* **Provided data**
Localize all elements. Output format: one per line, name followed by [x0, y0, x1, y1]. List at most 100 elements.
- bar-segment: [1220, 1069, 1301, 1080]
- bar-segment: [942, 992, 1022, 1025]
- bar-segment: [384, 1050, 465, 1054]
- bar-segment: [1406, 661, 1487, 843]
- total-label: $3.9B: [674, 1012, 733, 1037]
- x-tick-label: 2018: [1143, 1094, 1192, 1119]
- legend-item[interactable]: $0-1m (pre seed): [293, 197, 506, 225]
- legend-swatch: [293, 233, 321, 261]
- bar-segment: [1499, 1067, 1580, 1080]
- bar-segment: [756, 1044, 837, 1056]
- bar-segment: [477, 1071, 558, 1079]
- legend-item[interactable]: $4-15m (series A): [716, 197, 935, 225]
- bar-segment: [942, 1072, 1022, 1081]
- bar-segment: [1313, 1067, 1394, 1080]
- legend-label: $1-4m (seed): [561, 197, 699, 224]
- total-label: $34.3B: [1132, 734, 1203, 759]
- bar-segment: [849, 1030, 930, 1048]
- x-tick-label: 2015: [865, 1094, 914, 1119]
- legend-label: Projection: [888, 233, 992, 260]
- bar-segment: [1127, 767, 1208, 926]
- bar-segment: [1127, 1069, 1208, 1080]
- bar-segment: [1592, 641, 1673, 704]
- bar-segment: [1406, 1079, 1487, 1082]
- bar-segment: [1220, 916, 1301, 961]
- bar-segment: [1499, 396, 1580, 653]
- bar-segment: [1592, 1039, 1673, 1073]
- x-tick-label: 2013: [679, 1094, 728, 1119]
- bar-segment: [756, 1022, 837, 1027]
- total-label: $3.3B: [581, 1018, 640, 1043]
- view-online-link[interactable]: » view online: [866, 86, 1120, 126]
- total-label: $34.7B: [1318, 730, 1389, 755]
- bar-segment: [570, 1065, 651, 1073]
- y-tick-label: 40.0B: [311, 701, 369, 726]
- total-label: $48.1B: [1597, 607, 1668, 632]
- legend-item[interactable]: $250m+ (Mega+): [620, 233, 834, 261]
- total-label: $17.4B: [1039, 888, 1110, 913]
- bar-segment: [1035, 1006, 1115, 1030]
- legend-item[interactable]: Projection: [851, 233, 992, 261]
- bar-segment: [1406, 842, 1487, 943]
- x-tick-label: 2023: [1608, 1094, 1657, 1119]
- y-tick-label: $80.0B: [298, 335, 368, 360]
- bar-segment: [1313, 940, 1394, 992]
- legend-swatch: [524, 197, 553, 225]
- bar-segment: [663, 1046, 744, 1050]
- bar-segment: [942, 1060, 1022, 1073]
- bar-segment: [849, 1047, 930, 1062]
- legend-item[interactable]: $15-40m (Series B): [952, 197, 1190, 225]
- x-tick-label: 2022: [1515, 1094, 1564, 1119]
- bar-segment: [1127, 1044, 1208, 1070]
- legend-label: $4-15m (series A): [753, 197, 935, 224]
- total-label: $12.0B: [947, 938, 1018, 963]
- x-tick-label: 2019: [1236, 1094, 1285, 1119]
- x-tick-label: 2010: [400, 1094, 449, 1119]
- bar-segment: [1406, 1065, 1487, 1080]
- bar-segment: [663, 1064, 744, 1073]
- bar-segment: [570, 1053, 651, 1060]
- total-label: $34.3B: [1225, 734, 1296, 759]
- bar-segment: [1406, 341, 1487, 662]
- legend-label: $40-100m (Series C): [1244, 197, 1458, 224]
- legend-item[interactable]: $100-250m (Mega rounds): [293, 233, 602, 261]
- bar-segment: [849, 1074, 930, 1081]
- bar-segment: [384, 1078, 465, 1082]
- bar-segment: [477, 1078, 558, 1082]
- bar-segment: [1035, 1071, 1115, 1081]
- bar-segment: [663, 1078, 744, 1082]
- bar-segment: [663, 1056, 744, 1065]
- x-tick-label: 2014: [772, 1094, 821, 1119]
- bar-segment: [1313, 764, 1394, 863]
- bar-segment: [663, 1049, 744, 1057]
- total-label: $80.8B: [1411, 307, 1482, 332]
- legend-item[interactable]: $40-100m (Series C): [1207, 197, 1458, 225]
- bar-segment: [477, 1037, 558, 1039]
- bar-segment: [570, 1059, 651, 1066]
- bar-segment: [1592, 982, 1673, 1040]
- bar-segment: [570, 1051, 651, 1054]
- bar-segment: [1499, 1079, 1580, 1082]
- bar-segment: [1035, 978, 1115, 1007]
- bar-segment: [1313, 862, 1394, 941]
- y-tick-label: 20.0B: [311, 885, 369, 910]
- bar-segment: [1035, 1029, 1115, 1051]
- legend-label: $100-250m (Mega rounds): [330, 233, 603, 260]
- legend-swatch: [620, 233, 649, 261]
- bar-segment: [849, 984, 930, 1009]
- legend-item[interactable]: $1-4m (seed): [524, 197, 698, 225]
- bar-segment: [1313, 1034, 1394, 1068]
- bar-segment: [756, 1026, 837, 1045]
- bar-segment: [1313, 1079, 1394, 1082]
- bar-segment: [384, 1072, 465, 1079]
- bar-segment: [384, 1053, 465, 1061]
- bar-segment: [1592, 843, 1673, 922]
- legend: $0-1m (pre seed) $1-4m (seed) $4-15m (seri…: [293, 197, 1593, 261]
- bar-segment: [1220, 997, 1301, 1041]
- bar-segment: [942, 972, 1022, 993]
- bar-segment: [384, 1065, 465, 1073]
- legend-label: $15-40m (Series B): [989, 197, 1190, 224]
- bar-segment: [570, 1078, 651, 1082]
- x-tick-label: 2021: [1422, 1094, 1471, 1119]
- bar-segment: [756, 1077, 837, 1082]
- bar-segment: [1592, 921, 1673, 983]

* **Task description**
Please quote the listing above verbatim, line for line.

* **Solution to this task**
Localize all elements. Output format: one per line, name followed by [x0, y0, x1, y1]. List at most 100 elements.
- bar-segment: [1220, 1069, 1301, 1080]
- bar-segment: [942, 992, 1022, 1025]
- bar-segment: [384, 1050, 465, 1054]
- bar-segment: [1406, 661, 1487, 843]
- total-label: $3.9B: [674, 1012, 733, 1037]
- x-tick-label: 2018: [1143, 1094, 1192, 1119]
- legend-item[interactable]: $0-1m (pre seed): [293, 197, 506, 225]
- legend-swatch: [293, 233, 321, 261]
- bar-segment: [1499, 1067, 1580, 1080]
- bar-segment: [756, 1044, 837, 1056]
- bar-segment: [477, 1071, 558, 1079]
- legend-item[interactable]: $4-15m (series A): [716, 197, 935, 225]
- bar-segment: [942, 1072, 1022, 1081]
- bar-segment: [1313, 1067, 1394, 1080]
- legend-label: $1-4m (seed): [561, 197, 699, 224]
- total-label: $34.3B: [1132, 734, 1203, 759]
- bar-segment: [849, 1030, 930, 1048]
- x-tick-label: 2015: [865, 1094, 914, 1119]
- legend-label: Projection: [888, 233, 992, 260]
- bar-segment: [1127, 767, 1208, 926]
- bar-segment: [1127, 1069, 1208, 1080]
- bar-segment: [1592, 641, 1673, 704]
- bar-segment: [1406, 1079, 1487, 1082]
- bar-segment: [1220, 916, 1301, 961]
- bar-segment: [1499, 396, 1580, 653]
- bar-segment: [1592, 1039, 1673, 1073]
- x-tick-label: 2013: [679, 1094, 728, 1119]
- bar-segment: [756, 1022, 837, 1027]
- total-label: $3.3B: [581, 1018, 640, 1043]
- view-online-link[interactable]: » view online: [866, 86, 1120, 126]
- total-label: $34.7B: [1318, 730, 1389, 755]
- bar-segment: [570, 1065, 651, 1073]
- y-tick-label: 40.0B: [311, 701, 369, 726]
- total-label: $48.1B: [1597, 607, 1668, 632]
- legend-item[interactable]: $250m+ (Mega+): [620, 233, 834, 261]
- total-label: $17.4B: [1039, 888, 1110, 913]
- bar-segment: [1035, 1006, 1115, 1030]
- legend-item[interactable]: Projection: [851, 233, 992, 261]
- bar-segment: [1406, 842, 1487, 943]
- x-tick-label: 2023: [1608, 1094, 1657, 1119]
- y-tick-label: $80.0B: [298, 335, 368, 360]
- bar-segment: [1313, 940, 1394, 992]
- legend-swatch: [524, 197, 553, 225]
- bar-segment: [663, 1046, 744, 1050]
- bar-segment: [942, 1060, 1022, 1073]
- bar-segment: [849, 1047, 930, 1062]
- legend-item[interactable]: $15-40m (Series B): [952, 197, 1190, 225]
- x-tick-label: 2022: [1515, 1094, 1564, 1119]
- bar-segment: [1127, 1044, 1208, 1070]
- legend-label: $4-15m (series A): [753, 197, 935, 224]
- total-label: $12.0B: [947, 938, 1018, 963]
- x-tick-label: 2019: [1236, 1094, 1285, 1119]
- x-tick-label: 2010: [400, 1094, 449, 1119]
- bar-segment: [1406, 1065, 1487, 1080]
- bar-segment: [663, 1064, 744, 1073]
- bar-segment: [570, 1053, 651, 1060]
- total-label: $34.3B: [1225, 734, 1296, 759]
- bar-segment: [1406, 341, 1487, 662]
- legend-label: $40-100m (Series C): [1244, 197, 1458, 224]
- legend-item[interactable]: $100-250m (Mega rounds): [293, 233, 602, 261]
- bar-segment: [849, 1074, 930, 1081]
- bar-segment: [384, 1078, 465, 1082]
- bar-segment: [477, 1078, 558, 1082]
- bar-segment: [1035, 1071, 1115, 1081]
- bar-segment: [663, 1078, 744, 1082]
- bar-segment: [663, 1056, 744, 1065]
- x-tick-label: 2014: [772, 1094, 821, 1119]
- bar-segment: [1313, 764, 1394, 863]
- bar-segment: [663, 1049, 744, 1057]
- total-label: $80.8B: [1411, 307, 1482, 332]
- legend-item[interactable]: $40-100m (Series C): [1207, 197, 1458, 225]
- bar-segment: [477, 1037, 558, 1039]
- bar-segment: [570, 1059, 651, 1066]
- bar-segment: [1592, 982, 1673, 1040]
- bar-segment: [570, 1051, 651, 1054]
- bar-segment: [1499, 1079, 1580, 1082]
- bar-segment: [1035, 978, 1115, 1007]
- bar-segment: [1313, 862, 1394, 941]
- y-tick-label: 20.0B: [311, 885, 369, 910]
- bar-segment: [1035, 1029, 1115, 1051]
- legend-label: $100-250m (Mega rounds): [330, 233, 603, 260]
- legend-swatch: [620, 233, 649, 261]
- bar-segment: [849, 984, 930, 1009]
- legend-item[interactable]: $1-4m (seed): [524, 197, 698, 225]
- bar-segment: [1313, 1034, 1394, 1068]
- bar-segment: [756, 1026, 837, 1045]
- bar-segment: [1313, 1079, 1394, 1082]
- bar-segment: [384, 1072, 465, 1079]
- bar-segment: [384, 1053, 465, 1061]
- bar-segment: [1592, 843, 1673, 922]
- legend: $0-1m (pre seed) $1-4m (seed) $4-15m (seri…: [293, 197, 1593, 261]
- bar-segment: [1220, 997, 1301, 1041]
- bar-segment: [942, 972, 1022, 993]
- bar-segment: [384, 1065, 465, 1073]
- legend-label: $15-40m (Series B): [989, 197, 1190, 224]
- bar-segment: [570, 1078, 651, 1082]
- x-tick-label: 2021: [1422, 1094, 1471, 1119]
- bar-segment: [756, 1077, 837, 1082]
- bar-segment: [1592, 921, 1673, 983]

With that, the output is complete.